● **REQUIREMENT**
Please lay out the data as a Markdown table with two columns, Row for the row number and Line for the line itself, starting at the first line of the data and ending at the line that contains "self-time-percent: 0.0 % xyxy=(180,379,268,402)", both included. Leave out any blank lines.
** start of DATA LINES **
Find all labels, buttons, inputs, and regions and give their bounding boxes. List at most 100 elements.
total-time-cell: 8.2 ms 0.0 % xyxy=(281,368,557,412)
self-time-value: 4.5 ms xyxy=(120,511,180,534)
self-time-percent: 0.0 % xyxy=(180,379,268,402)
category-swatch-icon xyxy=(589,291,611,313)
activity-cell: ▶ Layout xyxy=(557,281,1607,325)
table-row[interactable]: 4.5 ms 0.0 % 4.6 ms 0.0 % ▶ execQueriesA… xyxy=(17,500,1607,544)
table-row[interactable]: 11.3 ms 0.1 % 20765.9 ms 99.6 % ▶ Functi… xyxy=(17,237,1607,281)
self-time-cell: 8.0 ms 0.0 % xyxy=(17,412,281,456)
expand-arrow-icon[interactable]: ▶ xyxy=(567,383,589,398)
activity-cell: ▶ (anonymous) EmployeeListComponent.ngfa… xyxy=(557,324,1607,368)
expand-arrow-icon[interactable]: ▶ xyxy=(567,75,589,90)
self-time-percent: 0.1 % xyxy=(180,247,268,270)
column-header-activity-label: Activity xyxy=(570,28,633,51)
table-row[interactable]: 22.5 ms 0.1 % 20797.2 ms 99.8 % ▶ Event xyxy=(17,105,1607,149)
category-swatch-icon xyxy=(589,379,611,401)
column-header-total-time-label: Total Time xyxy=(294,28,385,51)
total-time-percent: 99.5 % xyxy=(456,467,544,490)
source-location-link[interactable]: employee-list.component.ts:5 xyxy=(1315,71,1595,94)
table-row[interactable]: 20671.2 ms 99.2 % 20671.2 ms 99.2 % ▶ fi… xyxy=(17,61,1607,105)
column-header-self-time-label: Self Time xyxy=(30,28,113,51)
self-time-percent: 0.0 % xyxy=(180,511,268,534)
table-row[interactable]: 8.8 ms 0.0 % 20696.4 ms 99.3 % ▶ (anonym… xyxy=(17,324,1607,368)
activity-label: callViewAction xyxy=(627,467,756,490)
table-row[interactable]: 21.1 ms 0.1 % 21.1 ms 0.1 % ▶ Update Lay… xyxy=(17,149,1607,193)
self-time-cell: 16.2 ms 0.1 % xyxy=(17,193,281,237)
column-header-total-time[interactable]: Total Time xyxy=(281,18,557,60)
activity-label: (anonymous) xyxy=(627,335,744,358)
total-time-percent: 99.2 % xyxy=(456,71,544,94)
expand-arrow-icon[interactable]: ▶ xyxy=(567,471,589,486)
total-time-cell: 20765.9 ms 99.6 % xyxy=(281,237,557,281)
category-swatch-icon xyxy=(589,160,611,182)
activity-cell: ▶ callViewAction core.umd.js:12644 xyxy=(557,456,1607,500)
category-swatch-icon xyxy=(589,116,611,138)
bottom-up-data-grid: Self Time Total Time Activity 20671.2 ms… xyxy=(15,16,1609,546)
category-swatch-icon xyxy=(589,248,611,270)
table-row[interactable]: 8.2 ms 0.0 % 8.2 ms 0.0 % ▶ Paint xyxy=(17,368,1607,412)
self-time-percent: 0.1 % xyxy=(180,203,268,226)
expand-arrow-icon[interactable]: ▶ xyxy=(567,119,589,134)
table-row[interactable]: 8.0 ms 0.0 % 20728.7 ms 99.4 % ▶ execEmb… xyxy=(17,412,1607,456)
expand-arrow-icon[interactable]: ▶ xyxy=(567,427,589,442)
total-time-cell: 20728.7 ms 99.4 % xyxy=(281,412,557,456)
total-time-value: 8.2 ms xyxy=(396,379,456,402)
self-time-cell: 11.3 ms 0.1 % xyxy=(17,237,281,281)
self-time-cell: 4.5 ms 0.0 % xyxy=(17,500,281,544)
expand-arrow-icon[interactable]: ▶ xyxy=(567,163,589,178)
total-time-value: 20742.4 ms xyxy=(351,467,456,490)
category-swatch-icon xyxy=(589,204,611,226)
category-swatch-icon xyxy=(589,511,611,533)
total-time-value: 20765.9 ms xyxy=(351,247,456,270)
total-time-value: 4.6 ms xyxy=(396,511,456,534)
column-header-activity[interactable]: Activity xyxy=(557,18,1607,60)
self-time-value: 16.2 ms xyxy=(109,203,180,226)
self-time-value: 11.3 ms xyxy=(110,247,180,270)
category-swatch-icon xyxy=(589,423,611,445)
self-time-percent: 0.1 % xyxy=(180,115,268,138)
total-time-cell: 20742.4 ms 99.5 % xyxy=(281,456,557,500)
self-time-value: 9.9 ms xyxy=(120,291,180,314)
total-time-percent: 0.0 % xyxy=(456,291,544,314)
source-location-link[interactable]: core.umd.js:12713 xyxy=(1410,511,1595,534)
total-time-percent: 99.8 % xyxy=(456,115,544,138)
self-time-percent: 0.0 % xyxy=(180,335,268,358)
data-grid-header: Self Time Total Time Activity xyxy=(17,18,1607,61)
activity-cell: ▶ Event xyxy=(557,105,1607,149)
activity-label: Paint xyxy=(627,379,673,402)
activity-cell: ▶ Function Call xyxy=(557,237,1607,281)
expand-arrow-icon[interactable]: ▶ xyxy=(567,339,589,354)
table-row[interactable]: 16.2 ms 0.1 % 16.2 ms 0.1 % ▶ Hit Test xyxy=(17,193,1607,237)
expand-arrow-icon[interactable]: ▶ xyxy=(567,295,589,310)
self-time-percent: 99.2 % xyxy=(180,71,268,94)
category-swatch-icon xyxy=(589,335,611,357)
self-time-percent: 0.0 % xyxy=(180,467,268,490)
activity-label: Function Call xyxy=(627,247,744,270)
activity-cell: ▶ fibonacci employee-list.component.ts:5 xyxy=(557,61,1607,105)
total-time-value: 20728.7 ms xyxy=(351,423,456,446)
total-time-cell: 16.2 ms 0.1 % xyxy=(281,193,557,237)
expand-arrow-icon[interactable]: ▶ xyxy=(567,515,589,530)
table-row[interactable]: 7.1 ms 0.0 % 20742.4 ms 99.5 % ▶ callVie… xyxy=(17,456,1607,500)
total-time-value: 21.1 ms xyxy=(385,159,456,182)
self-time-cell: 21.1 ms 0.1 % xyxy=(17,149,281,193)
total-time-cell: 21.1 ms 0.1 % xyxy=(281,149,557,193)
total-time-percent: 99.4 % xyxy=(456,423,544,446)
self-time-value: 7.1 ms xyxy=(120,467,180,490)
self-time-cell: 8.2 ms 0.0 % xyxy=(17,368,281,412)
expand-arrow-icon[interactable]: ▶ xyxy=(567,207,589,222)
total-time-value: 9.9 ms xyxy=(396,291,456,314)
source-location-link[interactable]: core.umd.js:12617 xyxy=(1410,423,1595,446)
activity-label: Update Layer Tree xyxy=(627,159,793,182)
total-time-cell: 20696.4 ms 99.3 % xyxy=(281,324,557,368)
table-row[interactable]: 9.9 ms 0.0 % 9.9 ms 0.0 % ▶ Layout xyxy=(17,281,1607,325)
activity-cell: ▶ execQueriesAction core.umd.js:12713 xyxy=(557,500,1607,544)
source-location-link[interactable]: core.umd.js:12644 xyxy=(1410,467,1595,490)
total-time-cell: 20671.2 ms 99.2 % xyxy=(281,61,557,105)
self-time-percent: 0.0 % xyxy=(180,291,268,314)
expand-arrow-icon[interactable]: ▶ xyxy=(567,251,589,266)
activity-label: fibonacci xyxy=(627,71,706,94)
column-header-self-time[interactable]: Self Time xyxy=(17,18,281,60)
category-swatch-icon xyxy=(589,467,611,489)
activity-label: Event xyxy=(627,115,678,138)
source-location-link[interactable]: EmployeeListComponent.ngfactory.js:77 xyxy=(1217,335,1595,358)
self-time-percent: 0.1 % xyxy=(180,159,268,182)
** end of DATA LINES **
● **RESPONSE FOR THIS EXERCISE**
| Row | Line |
|---|---|
| 1 | Find all labels, buttons, inputs, and regions and give their bounding boxes. List at most 100 elements. |
| 2 | total-time-cell: 8.2 ms 0.0 % xyxy=(281,368,557,412) |
| 3 | self-time-value: 4.5 ms xyxy=(120,511,180,534) |
| 4 | self-time-percent: 0.0 % xyxy=(180,379,268,402) |